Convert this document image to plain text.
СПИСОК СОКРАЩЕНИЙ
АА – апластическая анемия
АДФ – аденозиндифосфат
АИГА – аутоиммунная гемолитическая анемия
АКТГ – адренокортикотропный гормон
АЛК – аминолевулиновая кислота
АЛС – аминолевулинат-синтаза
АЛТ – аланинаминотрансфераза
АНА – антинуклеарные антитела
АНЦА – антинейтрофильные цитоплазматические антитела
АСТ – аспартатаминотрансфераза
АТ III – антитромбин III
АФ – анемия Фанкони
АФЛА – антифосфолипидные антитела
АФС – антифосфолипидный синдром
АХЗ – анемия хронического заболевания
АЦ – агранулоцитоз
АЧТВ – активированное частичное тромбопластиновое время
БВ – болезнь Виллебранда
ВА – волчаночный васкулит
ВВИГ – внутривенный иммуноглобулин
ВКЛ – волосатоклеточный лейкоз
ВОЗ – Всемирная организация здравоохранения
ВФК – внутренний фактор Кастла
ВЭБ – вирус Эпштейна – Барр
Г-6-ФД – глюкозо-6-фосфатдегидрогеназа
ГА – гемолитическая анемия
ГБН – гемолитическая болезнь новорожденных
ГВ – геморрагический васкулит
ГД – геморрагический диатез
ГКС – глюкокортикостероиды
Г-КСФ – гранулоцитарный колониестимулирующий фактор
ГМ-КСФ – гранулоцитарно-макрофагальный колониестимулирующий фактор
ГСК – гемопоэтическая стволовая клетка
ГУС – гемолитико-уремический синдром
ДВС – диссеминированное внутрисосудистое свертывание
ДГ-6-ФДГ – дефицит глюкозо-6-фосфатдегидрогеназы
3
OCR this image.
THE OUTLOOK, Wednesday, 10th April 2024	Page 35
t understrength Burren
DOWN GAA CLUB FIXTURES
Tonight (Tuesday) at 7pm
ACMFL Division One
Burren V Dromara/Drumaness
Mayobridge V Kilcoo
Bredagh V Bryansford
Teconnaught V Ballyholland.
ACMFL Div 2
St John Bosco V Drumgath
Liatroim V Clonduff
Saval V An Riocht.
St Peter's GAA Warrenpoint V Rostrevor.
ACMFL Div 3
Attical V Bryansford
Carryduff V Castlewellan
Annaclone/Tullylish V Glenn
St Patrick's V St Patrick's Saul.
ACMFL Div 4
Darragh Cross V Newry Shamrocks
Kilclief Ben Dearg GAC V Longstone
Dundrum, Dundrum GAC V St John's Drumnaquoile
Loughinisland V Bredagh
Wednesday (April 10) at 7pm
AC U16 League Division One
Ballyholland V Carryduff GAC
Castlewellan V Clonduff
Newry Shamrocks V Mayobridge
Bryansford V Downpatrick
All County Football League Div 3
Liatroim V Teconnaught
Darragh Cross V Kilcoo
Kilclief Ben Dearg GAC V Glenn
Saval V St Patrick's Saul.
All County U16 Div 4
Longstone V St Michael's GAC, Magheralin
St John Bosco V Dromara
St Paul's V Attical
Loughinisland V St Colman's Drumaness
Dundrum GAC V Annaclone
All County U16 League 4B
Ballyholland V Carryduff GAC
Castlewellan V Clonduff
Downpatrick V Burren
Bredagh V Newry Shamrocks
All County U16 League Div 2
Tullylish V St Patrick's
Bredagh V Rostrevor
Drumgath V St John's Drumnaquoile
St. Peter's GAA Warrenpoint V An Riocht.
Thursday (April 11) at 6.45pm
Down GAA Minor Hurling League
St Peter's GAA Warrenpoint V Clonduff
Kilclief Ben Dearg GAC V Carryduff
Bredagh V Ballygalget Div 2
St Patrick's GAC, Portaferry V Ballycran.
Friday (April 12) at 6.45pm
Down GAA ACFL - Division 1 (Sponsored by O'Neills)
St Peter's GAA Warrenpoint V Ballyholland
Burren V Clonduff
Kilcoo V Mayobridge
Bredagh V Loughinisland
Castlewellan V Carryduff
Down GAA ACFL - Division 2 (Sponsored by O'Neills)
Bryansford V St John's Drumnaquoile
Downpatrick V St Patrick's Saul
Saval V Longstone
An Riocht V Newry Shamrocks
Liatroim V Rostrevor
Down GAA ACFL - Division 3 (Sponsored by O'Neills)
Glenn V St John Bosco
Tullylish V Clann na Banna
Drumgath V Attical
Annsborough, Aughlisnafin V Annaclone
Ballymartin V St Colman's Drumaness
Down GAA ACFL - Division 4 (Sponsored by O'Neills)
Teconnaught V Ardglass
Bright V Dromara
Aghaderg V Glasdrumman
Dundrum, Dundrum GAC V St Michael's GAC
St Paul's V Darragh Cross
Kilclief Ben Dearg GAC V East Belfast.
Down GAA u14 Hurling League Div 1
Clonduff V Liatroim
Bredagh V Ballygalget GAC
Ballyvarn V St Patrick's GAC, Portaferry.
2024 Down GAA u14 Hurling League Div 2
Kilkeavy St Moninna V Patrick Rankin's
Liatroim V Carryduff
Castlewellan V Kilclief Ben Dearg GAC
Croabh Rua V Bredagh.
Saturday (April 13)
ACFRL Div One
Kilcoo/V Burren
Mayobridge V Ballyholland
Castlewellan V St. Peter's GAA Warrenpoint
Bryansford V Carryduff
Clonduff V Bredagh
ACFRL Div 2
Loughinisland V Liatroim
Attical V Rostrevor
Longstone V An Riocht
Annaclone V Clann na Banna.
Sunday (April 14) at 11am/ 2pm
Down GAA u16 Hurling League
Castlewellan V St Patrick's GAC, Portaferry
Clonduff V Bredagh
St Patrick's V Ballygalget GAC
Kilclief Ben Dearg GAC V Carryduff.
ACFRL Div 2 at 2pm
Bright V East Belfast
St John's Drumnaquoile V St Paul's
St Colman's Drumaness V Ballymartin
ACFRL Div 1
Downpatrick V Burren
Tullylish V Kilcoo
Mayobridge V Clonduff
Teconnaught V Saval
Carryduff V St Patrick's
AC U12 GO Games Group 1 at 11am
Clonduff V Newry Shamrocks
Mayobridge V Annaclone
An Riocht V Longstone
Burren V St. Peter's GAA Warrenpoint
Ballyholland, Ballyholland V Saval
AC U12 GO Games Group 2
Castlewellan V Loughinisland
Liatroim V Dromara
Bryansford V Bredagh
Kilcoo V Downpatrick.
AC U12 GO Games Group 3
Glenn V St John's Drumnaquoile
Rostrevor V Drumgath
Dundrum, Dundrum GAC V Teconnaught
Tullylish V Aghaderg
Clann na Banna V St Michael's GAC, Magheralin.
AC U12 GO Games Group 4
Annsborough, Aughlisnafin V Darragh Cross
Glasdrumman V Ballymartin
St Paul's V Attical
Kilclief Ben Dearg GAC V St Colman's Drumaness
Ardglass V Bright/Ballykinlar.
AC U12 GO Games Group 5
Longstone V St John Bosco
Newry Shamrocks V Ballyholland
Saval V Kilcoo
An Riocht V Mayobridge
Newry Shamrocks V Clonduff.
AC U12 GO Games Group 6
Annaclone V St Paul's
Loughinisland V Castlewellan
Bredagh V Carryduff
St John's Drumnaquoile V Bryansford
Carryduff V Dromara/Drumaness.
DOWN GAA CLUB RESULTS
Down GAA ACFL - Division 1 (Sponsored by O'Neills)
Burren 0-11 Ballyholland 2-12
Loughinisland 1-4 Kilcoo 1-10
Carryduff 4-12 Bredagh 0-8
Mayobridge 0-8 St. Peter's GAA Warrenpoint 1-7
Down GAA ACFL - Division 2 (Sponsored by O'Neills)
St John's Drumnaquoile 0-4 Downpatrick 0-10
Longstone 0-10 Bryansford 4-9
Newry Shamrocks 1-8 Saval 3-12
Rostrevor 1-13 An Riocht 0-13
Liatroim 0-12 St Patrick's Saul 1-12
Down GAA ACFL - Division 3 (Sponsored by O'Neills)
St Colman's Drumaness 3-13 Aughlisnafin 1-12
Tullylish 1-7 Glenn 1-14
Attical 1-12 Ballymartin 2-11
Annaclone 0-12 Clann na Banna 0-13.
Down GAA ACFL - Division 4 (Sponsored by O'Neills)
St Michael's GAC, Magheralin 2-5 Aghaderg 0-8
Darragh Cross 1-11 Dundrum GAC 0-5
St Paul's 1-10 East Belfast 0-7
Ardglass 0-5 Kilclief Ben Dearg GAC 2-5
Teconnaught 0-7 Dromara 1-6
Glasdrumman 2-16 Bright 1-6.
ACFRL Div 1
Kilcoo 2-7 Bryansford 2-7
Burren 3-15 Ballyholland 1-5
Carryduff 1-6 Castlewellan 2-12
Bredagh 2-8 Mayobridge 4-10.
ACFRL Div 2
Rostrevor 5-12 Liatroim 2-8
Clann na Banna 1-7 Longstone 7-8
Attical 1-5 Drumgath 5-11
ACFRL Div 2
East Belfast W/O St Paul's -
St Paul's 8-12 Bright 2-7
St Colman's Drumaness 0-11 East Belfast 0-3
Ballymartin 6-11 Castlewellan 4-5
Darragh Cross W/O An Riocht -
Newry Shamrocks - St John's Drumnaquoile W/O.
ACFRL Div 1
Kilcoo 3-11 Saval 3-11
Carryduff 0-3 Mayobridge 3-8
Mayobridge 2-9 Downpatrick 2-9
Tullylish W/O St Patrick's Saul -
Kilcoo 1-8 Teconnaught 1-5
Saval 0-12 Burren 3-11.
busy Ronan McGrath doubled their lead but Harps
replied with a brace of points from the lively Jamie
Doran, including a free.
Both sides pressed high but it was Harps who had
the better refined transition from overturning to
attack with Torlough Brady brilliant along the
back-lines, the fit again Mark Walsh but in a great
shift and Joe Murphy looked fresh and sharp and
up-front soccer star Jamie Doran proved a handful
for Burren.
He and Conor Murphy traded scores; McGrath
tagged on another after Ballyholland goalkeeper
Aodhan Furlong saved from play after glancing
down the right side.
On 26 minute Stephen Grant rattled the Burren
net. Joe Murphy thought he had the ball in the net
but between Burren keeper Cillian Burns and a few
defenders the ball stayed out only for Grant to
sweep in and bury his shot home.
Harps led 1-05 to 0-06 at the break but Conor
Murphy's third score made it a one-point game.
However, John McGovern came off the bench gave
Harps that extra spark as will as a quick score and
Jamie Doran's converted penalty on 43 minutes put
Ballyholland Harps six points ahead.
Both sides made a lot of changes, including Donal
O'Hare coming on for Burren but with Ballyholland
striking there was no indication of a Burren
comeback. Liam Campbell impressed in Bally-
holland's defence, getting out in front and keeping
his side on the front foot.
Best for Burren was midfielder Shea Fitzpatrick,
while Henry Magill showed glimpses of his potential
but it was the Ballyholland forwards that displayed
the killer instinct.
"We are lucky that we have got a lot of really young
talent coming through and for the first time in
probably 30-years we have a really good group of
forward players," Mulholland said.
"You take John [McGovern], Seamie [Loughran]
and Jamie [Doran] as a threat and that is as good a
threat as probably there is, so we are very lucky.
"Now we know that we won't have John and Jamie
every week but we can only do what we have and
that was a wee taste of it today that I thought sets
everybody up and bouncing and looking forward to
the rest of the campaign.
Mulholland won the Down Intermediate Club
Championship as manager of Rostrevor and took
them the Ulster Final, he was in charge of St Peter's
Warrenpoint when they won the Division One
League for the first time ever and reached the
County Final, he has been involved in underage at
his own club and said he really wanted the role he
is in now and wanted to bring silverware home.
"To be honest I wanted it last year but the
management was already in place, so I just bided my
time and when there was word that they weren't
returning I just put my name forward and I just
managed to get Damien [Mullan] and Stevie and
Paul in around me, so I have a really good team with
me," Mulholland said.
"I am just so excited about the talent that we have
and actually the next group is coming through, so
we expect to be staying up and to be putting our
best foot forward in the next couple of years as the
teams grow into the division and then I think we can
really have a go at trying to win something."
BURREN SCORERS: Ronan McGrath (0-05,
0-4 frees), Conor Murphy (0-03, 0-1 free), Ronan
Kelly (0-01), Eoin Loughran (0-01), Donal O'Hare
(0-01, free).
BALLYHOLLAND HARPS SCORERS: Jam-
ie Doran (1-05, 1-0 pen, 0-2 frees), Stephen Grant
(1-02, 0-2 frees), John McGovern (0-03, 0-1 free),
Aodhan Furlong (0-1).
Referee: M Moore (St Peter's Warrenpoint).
┄┄┄┄┄┄
### Your objective
Each line above that holds the string "Dundrum" should be copied and shown.

### Finished task
Dundrum, Dundrum GAC V St John's Drumnaquoile
Dundrum GAC V Annaclone
Dundrum, Dundrum GAC V St Michael's GAC
Dundrum, Dundrum GAC V Teconnaught
Darragh Cross 1-11 Dundrum GAC 0-5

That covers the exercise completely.